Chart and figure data
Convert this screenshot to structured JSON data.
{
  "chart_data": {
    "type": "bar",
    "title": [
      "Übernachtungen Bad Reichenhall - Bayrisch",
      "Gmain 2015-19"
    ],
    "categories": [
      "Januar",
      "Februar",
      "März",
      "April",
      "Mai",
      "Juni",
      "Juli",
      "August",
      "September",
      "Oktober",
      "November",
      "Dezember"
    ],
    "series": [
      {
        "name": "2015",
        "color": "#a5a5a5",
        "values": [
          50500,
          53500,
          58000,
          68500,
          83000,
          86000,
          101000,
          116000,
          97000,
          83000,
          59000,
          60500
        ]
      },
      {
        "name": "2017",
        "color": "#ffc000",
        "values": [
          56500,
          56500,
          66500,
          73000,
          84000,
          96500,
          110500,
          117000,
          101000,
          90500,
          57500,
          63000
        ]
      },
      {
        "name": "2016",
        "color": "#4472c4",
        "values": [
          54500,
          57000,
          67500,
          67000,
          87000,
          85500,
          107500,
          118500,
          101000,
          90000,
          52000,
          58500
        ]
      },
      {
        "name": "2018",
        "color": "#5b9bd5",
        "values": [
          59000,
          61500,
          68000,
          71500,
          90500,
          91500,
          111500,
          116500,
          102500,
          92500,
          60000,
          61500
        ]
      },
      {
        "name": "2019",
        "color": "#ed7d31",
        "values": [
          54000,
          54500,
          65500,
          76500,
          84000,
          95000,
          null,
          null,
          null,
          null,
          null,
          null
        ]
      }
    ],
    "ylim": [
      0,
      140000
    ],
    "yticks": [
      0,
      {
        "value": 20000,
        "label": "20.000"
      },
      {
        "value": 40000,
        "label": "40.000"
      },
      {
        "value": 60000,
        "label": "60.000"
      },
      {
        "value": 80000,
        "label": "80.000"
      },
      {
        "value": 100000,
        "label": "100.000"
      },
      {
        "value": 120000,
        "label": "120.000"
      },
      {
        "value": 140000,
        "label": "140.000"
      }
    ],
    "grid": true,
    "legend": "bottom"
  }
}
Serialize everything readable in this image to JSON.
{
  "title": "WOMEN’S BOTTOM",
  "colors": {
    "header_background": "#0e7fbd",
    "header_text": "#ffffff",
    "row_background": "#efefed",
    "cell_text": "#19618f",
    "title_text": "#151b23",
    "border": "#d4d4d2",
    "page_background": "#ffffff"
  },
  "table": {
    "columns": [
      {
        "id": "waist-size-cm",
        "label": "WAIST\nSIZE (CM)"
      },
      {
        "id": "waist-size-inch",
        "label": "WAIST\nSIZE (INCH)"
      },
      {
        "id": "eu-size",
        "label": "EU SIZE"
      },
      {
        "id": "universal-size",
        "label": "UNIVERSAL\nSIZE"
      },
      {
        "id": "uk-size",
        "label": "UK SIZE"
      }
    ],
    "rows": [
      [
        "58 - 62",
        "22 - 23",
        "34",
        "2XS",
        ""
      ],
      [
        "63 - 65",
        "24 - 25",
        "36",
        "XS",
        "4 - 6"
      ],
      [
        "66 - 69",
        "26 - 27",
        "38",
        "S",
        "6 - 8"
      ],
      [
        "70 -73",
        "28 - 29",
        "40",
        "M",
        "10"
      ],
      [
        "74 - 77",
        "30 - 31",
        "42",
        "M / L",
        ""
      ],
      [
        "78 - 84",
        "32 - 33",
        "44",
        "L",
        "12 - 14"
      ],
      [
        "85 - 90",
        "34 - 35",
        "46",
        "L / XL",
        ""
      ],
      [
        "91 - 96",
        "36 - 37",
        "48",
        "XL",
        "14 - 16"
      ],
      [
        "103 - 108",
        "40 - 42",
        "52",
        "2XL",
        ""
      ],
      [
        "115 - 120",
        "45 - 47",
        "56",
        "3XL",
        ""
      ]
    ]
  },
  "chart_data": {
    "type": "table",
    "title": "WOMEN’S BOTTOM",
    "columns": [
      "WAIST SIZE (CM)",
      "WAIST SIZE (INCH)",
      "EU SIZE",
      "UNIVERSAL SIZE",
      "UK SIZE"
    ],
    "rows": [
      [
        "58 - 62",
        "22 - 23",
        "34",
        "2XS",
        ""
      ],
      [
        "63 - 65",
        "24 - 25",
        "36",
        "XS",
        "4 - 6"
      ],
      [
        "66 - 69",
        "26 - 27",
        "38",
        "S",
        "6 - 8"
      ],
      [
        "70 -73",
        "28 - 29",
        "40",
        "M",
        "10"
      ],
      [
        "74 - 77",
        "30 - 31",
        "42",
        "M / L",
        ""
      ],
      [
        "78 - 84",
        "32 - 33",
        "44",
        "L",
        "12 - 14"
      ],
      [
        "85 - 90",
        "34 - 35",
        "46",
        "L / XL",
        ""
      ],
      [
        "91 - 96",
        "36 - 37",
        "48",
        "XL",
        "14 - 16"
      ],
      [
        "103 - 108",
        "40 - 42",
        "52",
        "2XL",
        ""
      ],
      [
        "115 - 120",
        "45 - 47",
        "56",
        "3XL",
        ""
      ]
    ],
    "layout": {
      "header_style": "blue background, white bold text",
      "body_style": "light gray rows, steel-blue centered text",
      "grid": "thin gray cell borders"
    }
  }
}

> What you will do
Return all lines with the word "nSIZE" in them.

> The response
        "label": "WAIST\nSIZE (CM)"
        "label": "WAIST\nSIZE (INCH)"
        "label": "UNIVERSAL\nSIZE"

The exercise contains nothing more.